==== Entries provided

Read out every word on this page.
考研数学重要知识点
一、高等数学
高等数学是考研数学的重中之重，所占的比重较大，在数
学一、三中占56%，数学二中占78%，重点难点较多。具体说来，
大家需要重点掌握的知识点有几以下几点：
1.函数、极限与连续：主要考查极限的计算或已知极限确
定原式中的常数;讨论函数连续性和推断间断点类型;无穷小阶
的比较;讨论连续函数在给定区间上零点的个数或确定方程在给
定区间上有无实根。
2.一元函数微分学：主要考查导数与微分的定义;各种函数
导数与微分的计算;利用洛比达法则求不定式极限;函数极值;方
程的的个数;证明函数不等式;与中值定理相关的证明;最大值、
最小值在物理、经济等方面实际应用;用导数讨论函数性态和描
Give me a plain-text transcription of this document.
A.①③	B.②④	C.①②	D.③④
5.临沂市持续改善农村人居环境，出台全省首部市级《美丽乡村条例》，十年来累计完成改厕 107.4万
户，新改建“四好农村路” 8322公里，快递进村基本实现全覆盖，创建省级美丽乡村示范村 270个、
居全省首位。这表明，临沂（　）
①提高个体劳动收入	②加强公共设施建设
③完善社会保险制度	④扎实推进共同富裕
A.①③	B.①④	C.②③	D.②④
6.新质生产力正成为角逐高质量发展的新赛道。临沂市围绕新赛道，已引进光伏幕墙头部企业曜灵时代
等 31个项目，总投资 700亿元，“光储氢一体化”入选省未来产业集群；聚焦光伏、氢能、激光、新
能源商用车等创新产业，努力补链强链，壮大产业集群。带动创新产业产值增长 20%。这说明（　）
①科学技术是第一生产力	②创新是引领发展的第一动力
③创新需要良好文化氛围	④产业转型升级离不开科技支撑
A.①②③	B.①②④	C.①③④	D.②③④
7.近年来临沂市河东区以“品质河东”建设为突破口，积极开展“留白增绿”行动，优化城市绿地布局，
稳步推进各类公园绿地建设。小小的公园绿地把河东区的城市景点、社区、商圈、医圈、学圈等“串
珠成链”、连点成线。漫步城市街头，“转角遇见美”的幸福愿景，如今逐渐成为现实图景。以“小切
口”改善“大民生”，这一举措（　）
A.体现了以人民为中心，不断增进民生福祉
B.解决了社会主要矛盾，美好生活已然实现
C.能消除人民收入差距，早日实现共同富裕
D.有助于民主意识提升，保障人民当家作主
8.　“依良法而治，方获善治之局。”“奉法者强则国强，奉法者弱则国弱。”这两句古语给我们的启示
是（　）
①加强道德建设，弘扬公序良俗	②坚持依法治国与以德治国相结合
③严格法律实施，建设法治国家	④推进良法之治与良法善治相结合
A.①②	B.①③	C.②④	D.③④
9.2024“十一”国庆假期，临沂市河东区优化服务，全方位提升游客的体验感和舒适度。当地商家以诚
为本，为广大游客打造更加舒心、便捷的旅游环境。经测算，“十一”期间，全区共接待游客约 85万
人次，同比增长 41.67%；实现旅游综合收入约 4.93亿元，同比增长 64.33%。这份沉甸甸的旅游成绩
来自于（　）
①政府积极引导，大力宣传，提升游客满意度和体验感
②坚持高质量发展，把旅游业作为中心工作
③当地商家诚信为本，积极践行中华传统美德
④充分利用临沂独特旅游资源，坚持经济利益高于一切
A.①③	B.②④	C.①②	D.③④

========

**The exercise:** Determine how many lines contain the word "this" and reply with that number alone.

**Worked answer:** 2